Work to be completed
Reproduce all of the data word for word.

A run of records
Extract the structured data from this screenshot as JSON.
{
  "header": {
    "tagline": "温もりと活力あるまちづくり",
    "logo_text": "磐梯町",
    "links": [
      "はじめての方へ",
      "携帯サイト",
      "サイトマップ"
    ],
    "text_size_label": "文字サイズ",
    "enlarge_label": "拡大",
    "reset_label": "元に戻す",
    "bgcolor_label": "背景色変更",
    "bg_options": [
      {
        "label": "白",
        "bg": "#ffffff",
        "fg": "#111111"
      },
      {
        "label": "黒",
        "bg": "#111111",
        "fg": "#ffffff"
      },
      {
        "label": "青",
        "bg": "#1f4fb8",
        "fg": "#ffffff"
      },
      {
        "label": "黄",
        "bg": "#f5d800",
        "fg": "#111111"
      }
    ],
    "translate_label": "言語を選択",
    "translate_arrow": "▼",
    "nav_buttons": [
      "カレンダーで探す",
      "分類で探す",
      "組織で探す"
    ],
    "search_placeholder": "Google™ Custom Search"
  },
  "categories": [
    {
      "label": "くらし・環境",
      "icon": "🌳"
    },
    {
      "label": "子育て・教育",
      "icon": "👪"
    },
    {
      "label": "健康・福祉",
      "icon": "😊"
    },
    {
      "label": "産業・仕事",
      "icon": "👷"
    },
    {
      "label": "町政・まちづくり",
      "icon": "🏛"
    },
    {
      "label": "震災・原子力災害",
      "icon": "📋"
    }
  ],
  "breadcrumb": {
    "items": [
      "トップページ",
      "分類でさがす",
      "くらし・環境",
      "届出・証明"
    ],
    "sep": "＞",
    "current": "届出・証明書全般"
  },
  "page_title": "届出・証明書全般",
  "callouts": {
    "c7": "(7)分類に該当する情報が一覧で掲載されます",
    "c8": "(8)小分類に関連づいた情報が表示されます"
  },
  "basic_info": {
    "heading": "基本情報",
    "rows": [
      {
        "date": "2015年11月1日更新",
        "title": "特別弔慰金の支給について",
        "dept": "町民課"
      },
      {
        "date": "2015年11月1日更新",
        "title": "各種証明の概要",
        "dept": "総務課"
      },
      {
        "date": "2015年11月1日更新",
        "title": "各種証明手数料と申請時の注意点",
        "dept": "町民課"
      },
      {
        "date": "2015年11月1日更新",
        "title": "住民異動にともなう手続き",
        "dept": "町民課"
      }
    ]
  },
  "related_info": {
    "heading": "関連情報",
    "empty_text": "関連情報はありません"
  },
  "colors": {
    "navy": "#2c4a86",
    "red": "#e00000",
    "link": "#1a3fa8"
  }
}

Expected answer
Extract the structured data from this screenshot as JSON.
{
  "header": {
    "tagline": "温もりと活力あるまちづくり",
    "logo_text": "磐梯町",
    "links": [
      "はじめての方へ",
      "携帯サイト",
      "サイトマップ"
    ],
    "text_size_label": "文字サイズ",
    "enlarge_label": "拡大",
    "reset_label": "元に戻す",
    "bgcolor_label": "背景色変更",
    "bg_options": [
      {
        "label": "白",
        "bg": "#ffffff",
        "fg": "#111111"
      },
      {
        "label": "黒",
        "bg": "#111111",
        "fg": "#ffffff"
      },
      {
        "label": "青",
        "bg": "#1f4fb8",
        "fg": "#ffffff"
      },
      {
        "label": "黄",
        "bg": "#f5d800",
        "fg": "#111111"
      }
    ],
    "translate_label": "言語を選択",
    "translate_arrow": "▼",
    "nav_buttons": [
      "カレンダーで探す",
      "分類で探す",
      "組織で探す"
    ],
    "search_placeholder": "Google™ Custom Search"
  },
  "categories": [
    {
      "label": "くらし・環境",
      "icon": "🌳"
    },
    {
      "label": "子育て・教育",
      "icon": "👪"
    },
    {
      "label": "健康・福祉",
      "icon": "😊"
    },
    {
      "label": "産業・仕事",
      "icon": "👷"
    },
    {
      "label": "町政・まちづくり",
      "icon": "🏛"
    },
    {
      "label": "震災・原子力災害",
      "icon": "📋"
    }
  ],
  "breadcrumb": {
    "items": [
      "トップページ",
      "分類でさがす",
      "くらし・環境",
      "届出・証明"
    ],
    "sep": "＞",
    "current": "届出・証明書全般"
  },
  "page_title": "届出・証明書全般",
  "callouts": {
    "c7": "(7)分類に該当する情報が一覧で掲載されます",
    "c8": "(8)小分類に関連づいた情報が表示されます"
  },
  "basic_info": {
    "heading": "基本情報",
    "rows": [
      {
        "date": "2015年11月1日更新",
        "title": "特別弔慰金の支給について",
        "dept": "町民課"
      },
      {
        "date": "2015年11月1日更新",
        "title": "各種証明の概要",
        "dept": "総務課"
      },
      {
        "date": "2015年11月1日更新",
        "title": "各種証明手数料と申請時の注意点",
        "dept": "町民課"
      },
      {
        "date": "2015年11月1日更新",
        "title": "住民異動にともなう手続き",
        "dept": "町民課"
      }
    ]
  },
  "related_info": {
    "heading": "関連情報",
    "empty_text": "関連情報はありません"
  },
  "colors": {
    "navy": "#2c4a86",
    "red": "#e00000",
    "link": "#1a3fa8"
  }
}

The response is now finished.